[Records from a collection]
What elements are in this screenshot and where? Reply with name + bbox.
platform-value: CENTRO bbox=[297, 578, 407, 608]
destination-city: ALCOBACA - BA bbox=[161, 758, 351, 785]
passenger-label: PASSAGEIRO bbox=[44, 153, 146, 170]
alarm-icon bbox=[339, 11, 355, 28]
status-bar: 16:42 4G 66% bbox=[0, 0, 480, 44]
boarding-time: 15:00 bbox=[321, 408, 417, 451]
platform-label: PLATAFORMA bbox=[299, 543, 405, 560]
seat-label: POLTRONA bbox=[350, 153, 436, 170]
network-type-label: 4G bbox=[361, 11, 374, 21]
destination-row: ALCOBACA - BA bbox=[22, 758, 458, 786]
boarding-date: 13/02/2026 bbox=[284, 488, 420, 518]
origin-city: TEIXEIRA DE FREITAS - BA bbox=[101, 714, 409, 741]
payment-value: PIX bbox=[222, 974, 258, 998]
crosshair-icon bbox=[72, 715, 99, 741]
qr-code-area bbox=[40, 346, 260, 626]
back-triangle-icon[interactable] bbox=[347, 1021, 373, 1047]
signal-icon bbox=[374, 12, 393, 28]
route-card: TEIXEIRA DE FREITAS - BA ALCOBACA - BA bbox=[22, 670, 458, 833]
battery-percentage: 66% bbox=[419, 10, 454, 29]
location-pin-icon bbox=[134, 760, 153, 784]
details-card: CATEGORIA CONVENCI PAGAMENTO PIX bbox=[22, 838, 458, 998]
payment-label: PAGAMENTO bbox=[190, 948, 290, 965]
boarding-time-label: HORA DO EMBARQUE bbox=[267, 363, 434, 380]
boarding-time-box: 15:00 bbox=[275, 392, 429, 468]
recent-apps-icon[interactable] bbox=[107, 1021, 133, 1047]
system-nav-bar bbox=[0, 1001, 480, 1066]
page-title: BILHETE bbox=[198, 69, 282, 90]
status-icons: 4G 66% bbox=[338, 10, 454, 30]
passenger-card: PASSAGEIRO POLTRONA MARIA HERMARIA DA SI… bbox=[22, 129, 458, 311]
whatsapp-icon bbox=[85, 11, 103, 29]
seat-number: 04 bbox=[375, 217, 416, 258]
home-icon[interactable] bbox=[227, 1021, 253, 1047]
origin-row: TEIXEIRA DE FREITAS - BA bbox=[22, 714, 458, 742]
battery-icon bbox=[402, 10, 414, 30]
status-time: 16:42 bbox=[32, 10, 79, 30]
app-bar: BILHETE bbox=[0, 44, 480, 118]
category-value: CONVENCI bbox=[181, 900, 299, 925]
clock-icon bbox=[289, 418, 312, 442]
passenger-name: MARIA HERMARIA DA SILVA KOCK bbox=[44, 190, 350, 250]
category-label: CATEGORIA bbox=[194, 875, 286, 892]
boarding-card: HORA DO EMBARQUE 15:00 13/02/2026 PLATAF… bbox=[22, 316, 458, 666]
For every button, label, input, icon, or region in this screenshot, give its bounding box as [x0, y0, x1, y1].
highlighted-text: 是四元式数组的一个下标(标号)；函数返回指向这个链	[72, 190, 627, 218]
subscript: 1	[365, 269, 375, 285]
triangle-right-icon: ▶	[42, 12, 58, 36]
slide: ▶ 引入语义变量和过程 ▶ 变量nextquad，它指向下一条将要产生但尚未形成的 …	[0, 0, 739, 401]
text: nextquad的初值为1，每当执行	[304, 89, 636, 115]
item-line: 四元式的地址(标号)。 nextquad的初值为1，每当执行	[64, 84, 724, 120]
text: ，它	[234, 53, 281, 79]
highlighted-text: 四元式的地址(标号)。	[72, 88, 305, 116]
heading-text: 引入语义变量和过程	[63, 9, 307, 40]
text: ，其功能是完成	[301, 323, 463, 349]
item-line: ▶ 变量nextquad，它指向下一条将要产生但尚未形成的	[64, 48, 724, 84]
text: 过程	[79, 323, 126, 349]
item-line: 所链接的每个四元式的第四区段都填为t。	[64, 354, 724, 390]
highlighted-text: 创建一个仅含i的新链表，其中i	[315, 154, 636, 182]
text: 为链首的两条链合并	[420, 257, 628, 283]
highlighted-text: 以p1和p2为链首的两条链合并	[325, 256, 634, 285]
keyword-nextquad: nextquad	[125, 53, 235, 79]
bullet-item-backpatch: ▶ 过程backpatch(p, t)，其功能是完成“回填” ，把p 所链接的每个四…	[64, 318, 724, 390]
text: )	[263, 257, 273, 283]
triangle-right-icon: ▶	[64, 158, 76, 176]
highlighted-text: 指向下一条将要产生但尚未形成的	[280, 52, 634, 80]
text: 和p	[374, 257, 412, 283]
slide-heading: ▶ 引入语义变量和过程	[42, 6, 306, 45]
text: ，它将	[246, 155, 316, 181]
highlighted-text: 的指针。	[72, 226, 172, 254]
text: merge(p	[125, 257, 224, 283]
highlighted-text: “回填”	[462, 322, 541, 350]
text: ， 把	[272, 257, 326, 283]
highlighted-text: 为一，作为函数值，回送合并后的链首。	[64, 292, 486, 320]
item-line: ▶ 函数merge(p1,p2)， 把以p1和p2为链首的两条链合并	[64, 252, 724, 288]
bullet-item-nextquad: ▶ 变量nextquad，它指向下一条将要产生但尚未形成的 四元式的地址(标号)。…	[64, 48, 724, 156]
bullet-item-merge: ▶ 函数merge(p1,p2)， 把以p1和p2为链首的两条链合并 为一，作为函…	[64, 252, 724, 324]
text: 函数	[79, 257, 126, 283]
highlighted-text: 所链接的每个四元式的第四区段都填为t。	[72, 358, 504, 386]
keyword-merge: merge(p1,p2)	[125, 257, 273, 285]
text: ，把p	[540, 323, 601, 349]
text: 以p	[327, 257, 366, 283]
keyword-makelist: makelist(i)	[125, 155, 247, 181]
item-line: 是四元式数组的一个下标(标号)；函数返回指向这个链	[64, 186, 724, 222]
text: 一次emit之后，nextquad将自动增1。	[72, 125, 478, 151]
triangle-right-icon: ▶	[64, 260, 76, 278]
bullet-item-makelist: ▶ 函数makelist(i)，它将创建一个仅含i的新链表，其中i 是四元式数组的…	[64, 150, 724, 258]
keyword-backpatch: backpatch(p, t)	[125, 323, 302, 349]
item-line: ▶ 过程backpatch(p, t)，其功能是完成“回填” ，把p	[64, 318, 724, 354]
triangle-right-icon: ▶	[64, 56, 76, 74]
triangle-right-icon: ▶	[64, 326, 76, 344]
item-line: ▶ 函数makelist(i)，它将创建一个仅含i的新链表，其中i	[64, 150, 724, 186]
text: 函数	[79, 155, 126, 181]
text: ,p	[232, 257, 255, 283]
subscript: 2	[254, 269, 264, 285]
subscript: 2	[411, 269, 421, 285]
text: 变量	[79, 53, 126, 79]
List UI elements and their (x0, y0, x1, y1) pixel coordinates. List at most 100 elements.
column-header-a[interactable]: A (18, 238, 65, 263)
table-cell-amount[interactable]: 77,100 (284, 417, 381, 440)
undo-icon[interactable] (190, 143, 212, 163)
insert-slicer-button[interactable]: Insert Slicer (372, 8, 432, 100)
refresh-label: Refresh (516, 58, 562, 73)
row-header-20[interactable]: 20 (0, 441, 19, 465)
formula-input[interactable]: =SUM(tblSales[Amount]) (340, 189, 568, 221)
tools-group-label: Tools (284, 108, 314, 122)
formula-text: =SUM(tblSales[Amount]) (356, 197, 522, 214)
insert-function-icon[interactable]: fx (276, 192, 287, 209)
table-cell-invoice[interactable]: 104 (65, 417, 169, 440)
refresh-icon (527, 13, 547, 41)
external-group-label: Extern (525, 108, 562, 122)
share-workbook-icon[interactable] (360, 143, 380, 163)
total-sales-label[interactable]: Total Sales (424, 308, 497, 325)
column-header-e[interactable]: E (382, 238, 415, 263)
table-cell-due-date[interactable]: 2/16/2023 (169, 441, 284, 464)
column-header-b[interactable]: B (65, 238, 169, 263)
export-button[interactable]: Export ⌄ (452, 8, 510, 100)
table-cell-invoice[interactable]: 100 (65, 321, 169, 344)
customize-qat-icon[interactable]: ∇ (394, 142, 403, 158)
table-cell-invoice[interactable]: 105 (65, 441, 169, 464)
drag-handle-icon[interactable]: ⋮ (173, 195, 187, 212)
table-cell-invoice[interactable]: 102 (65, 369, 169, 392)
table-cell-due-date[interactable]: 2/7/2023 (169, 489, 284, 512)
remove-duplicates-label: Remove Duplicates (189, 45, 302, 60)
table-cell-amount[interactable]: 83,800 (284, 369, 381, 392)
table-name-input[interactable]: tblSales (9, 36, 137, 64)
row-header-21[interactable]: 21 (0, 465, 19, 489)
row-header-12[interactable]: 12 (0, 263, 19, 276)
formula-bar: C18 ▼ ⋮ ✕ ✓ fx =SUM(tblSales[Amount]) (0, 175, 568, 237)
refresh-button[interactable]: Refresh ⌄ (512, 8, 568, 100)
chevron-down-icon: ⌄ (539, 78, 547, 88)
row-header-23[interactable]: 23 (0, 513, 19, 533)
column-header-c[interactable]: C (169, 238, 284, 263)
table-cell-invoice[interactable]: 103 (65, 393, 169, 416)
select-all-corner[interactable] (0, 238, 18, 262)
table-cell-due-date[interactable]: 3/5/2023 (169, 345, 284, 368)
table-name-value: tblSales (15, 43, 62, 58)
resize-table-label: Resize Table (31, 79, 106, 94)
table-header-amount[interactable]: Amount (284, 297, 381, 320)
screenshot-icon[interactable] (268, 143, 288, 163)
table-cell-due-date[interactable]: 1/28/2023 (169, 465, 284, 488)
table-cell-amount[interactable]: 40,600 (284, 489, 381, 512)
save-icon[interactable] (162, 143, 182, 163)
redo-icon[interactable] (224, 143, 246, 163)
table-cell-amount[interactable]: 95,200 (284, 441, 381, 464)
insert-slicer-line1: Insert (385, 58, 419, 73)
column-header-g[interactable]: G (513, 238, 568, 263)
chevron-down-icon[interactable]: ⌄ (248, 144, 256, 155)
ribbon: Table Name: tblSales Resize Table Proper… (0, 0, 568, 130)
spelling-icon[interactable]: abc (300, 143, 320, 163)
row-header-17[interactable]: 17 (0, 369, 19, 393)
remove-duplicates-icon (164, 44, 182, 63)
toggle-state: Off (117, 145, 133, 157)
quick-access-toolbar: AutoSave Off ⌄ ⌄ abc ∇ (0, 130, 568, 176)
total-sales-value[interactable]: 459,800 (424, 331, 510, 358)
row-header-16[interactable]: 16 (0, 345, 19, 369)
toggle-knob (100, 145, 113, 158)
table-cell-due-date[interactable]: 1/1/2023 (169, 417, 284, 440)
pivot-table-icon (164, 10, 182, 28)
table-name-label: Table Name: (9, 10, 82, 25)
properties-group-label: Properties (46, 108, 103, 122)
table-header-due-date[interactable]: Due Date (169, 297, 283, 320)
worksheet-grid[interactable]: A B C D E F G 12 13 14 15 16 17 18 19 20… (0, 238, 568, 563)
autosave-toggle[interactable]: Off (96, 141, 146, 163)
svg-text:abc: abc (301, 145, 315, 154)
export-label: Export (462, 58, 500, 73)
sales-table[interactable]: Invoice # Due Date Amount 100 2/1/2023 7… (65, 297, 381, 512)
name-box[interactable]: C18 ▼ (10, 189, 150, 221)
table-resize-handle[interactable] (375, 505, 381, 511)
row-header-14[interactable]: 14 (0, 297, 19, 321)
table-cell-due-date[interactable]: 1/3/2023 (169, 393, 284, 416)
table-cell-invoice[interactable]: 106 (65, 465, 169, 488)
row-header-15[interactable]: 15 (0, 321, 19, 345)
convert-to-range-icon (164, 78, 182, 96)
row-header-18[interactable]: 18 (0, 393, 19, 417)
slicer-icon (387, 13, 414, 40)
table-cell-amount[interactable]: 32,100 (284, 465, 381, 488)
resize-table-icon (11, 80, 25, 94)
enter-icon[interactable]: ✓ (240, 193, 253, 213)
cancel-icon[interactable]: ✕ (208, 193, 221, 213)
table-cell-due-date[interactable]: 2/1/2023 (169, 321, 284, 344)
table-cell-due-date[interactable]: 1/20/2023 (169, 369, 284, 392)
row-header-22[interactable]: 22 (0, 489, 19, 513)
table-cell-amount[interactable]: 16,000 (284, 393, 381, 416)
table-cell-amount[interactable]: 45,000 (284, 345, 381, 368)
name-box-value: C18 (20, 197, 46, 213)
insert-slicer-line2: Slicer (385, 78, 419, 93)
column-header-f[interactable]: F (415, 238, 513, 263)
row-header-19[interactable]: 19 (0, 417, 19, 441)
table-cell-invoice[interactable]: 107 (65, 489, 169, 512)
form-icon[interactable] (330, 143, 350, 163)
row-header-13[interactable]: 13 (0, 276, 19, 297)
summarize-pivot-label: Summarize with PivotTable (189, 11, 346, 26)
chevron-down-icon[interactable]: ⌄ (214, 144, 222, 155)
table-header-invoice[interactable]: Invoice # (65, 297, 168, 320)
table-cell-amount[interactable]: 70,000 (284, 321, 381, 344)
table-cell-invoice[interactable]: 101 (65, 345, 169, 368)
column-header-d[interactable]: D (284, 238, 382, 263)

--- WHAT THE TASK REQUIRES ---
Reproduce word for word the lines above, from the very first line through the line containing "passenger-label: PASSAGEIRO bbox=[44, 153, 146, 170]", including both.

--- THE SOLUTION ---
What elements are in this screenshot and where? Reply with name + bbox.
platform-value: CENTRO bbox=[297, 578, 407, 608]
destination-city: ALCOBACA - BA bbox=[161, 758, 351, 785]
passenger-label: PASSAGEIRO bbox=[44, 153, 146, 170]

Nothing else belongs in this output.